### Aim of the task:
The data below needs to be returned exactly, line for line.

———

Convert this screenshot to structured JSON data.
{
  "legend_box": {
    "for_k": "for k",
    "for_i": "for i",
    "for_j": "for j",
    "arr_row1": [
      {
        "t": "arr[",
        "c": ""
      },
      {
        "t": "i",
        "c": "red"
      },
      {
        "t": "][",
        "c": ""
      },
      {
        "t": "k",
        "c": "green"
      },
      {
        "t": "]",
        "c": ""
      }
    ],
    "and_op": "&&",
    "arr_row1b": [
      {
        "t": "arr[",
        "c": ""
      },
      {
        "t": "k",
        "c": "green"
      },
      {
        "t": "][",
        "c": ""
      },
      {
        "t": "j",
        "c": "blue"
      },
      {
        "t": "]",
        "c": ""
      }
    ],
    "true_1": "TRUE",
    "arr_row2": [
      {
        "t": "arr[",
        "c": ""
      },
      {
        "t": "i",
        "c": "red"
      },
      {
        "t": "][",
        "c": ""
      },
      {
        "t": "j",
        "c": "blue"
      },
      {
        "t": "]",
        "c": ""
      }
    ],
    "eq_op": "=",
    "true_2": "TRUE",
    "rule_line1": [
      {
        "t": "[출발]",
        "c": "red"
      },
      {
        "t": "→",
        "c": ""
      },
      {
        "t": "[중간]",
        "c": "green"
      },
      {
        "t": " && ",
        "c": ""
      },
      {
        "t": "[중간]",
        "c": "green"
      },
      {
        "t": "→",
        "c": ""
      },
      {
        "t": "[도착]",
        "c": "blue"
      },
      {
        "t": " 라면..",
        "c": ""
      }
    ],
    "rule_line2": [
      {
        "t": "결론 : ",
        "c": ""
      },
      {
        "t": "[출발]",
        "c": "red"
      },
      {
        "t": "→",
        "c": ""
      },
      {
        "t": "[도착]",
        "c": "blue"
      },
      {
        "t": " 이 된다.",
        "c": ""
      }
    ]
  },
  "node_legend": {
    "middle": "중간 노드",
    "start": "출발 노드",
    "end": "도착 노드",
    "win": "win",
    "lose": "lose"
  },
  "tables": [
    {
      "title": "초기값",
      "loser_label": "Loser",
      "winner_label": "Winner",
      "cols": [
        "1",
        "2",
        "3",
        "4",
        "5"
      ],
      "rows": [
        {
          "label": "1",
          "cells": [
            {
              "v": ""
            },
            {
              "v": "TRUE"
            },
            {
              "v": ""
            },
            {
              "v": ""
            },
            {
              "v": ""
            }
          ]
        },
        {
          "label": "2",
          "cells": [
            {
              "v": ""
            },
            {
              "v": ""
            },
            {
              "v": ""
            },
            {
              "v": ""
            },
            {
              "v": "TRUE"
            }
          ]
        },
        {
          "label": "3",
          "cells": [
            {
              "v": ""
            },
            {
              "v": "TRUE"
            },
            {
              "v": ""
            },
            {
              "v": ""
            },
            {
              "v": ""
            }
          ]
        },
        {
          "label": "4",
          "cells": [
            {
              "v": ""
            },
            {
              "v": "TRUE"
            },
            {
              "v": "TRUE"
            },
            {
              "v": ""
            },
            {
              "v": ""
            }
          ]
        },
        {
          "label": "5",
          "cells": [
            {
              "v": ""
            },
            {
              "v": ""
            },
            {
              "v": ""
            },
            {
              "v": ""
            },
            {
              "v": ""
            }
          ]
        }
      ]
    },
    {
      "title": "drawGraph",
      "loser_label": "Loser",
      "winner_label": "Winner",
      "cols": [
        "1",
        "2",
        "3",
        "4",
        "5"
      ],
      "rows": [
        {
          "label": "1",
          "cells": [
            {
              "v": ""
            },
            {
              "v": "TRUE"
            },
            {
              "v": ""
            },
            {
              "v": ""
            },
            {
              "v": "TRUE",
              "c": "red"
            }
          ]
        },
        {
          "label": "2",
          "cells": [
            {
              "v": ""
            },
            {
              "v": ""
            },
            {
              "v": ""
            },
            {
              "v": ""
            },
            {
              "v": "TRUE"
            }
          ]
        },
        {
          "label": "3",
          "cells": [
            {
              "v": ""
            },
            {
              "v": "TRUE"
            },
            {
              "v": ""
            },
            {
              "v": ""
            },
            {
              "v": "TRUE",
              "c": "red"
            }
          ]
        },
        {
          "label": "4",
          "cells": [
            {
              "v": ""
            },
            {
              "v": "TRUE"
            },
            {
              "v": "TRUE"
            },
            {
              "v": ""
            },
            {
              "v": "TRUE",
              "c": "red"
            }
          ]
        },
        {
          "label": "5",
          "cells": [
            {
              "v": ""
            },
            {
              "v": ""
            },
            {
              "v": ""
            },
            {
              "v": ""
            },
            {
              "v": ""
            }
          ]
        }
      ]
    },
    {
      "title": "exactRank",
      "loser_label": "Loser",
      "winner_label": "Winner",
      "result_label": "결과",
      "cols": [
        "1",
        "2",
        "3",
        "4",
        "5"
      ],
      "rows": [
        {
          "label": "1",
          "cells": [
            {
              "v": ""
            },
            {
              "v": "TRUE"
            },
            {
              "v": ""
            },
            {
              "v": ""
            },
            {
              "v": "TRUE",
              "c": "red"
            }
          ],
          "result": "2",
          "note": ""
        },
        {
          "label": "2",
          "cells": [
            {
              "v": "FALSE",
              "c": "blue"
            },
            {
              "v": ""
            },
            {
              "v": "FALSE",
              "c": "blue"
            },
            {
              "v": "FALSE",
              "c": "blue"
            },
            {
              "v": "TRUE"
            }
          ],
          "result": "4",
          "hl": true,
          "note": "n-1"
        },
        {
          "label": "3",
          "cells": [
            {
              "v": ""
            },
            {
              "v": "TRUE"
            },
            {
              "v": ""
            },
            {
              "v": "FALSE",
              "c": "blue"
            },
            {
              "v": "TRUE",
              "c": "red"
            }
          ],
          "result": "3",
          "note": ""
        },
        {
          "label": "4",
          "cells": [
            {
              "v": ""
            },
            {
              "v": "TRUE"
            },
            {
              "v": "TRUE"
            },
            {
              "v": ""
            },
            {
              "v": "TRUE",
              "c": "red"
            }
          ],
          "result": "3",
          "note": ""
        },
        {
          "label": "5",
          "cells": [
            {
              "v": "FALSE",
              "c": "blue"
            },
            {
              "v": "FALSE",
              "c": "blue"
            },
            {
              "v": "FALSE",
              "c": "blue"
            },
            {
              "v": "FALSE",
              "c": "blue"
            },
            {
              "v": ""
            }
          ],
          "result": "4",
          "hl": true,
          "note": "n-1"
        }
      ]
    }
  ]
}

———

### Result for this task:
Convert this screenshot to structured JSON data.
{
  "legend_box": {
    "for_k": "for k",
    "for_i": "for i",
    "for_j": "for j",
    "arr_row1": [
      {
        "t": "arr[",
        "c": ""
      },
      {
        "t": "i",
        "c": "red"
      },
      {
        "t": "][",
        "c": ""
      },
      {
        "t": "k",
        "c": "green"
      },
      {
        "t": "]",
        "c": ""
      }
    ],
    "and_op": "&&",
    "arr_row1b": [
      {
        "t": "arr[",
        "c": ""
      },
      {
        "t": "k",
        "c": "green"
      },
      {
        "t": "][",
        "c": ""
      },
      {
        "t": "j",
        "c": "blue"
      },
      {
        "t": "]",
        "c": ""
      }
    ],
    "true_1": "TRUE",
    "arr_row2": [
      {
        "t": "arr[",
        "c": ""
      },
      {
        "t": "i",
        "c": "red"
      },
      {
        "t": "][",
        "c": ""
      },
      {
        "t": "j",
        "c": "blue"
      },
      {
        "t": "]",
        "c": ""
      }
    ],
    "eq_op": "=",
    "true_2": "TRUE",
    "rule_line1": [
      {
        "t": "[출발]",
        "c": "red"
      },
      {
        "t": "→",
        "c": ""
      },
      {
        "t": "[중간]",
        "c": "green"
      },
      {
        "t": " && ",
        "c": ""
      },
      {
        "t": "[중간]",
        "c": "green"
      },
      {
        "t": "→",
        "c": ""
      },
      {
        "t": "[도착]",
        "c": "blue"
      },
      {
        "t": " 라면..",
        "c": ""
      }
    ],
    "rule_line2": [
      {
        "t": "결론 : ",
        "c": ""
      },
      {
        "t": "[출발]",
        "c": "red"
      },
      {
        "t": "→",
        "c": ""
      },
      {
        "t": "[도착]",
        "c": "blue"
      },
      {
        "t": " 이 된다.",
        "c": ""
      }
    ]
  },
  "node_legend": {
    "middle": "중간 노드",
    "start": "출발 노드",
    "end": "도착 노드",
    "win": "win",
    "lose": "lose"
  },
  "tables": [
    {
      "title": "초기값",
      "loser_label": "Loser",
      "winner_label": "Winner",
      "cols": [
        "1",
        "2",
        "3",
        "4",
        "5"
      ],
      "rows": [
        {
          "label": "1",
          "cells": [
            {
              "v": ""
            },
            {
              "v": "TRUE"
            },
            {
              "v": ""
            },
            {
              "v": ""
            },
            {
              "v": ""
            }
          ]
        },
        {
          "label": "2",
          "cells": [
            {
              "v": ""
            },
            {
              "v": ""
            },
            {
              "v": ""
            },
            {
              "v": ""
            },
            {
              "v": "TRUE"
            }
          ]
        },
        {
          "label": "3",
          "cells": [
            {
              "v": ""
            },
            {
              "v": "TRUE"
            },
            {
              "v": ""
            },
            {
              "v": ""
            },
            {
              "v": ""
            }
          ]
        },
        {
          "label": "4",
          "cells": [
            {
              "v": ""
            },
            {
              "v": "TRUE"
            },
            {
              "v": "TRUE"
            },
            {
              "v": ""
            },
            {
              "v": ""
            }
          ]
        },
        {
          "label": "5",
          "cells": [
            {
              "v": ""
            },
            {
              "v": ""
            },
            {
              "v": ""
            },
            {
              "v": ""
            },
            {
              "v": ""
            }
          ]
        }
      ]
    },
    {
      "title": "drawGraph",
      "loser_label": "Loser",
      "winner_label": "Winner",
      "cols": [
        "1",
        "2",
        "3",
        "4",
        "5"
      ],
      "rows": [
        {
          "label": "1",
          "cells": [
            {
              "v": ""
            },
            {
              "v": "TRUE"
            },
            {
              "v": ""
            },
            {
              "v": ""
            },
            {
              "v": "TRUE",
              "c": "red"
            }
          ]
        },
        {
          "label": "2",
          "cells": [
            {
              "v": ""
            },
            {
              "v": ""
            },
            {
              "v": ""
            },
            {
              "v": ""
            },
            {
              "v": "TRUE"
            }
          ]
        },
        {
          "label": "3",
          "cells": [
            {
              "v": ""
            },
            {
              "v": "TRUE"
            },
            {
              "v": ""
            },
            {
              "v": ""
            },
            {
              "v": "TRUE",
              "c": "red"
            }
          ]
        },
        {
          "label": "4",
          "cells": [
            {
              "v": ""
            },
            {
              "v": "TRUE"
            },
            {
              "v": "TRUE"
            },
            {
              "v": ""
            },
            {
              "v": "TRUE",
              "c": "red"
            }
          ]
        },
        {
          "label": "5",
          "cells": [
            {
              "v": ""
            },
            {
              "v": ""
            },
            {
              "v": ""
            },
            {
              "v": ""
            },
            {
              "v": ""
            }
          ]
        }
      ]
    },
    {
      "title": "exactRank",
      "loser_label": "Loser",
      "winner_label": "Winner",
      "result_label": "결과",
      "cols": [
        "1",
        "2",
        "3",
        "4",
        "5"
      ],
      "rows": [
        {
          "label": "1",
          "cells": [
            {
              "v": ""
            },
            {
              "v": "TRUE"
            },
            {
              "v": ""
            },
            {
              "v": ""
            },
            {
              "v": "TRUE",
              "c": "red"
            }
          ],
          "result": "2",
          "note": ""
        },
        {
          "label": "2",
          "cells": [
            {
              "v": "FALSE",
              "c": "blue"
            },
            {
              "v": ""
            },
            {
              "v": "FALSE",
              "c": "blue"
            },
            {
              "v": "FALSE",
              "c": "blue"
            },
            {
              "v": "TRUE"
            }
          ],
          "result": "4",
          "hl": true,
          "note": "n-1"
        },
        {
          "label": "3",
          "cells": [
            {
              "v": ""
            },
            {
              "v": "TRUE"
            },
            {
              "v": ""
            },
            {
              "v": "FALSE",
              "c": "blue"
            },
            {
              "v": "TRUE",
              "c": "red"
            }
          ],
          "result": "3",
          "note": ""
        },
        {
          "label": "4",
          "cells": [
            {
              "v": ""
            },
            {
              "v": "TRUE"
            },
            {
              "v": "TRUE"
            },
            {
              "v": ""
            },
            {
              "v": "TRUE",
              "c": "red"
            }
          ],
          "result": "3",
          "note": ""
        },
        {
          "label": "5",
          "cells": [
            {
              "v": "FALSE",
              "c": "blue"
            },
            {
              "v": "FALSE",
              "c": "blue"
            },
            {
              "v": "FALSE",
              "c": "blue"
            },
            {
              "v": "FALSE",
              "c": "blue"
            },
            {
              "v": ""
            }
          ],
          "result": "4",
          "hl": true,
          "note": "n-1"
        }
      ]
    }
  ]
}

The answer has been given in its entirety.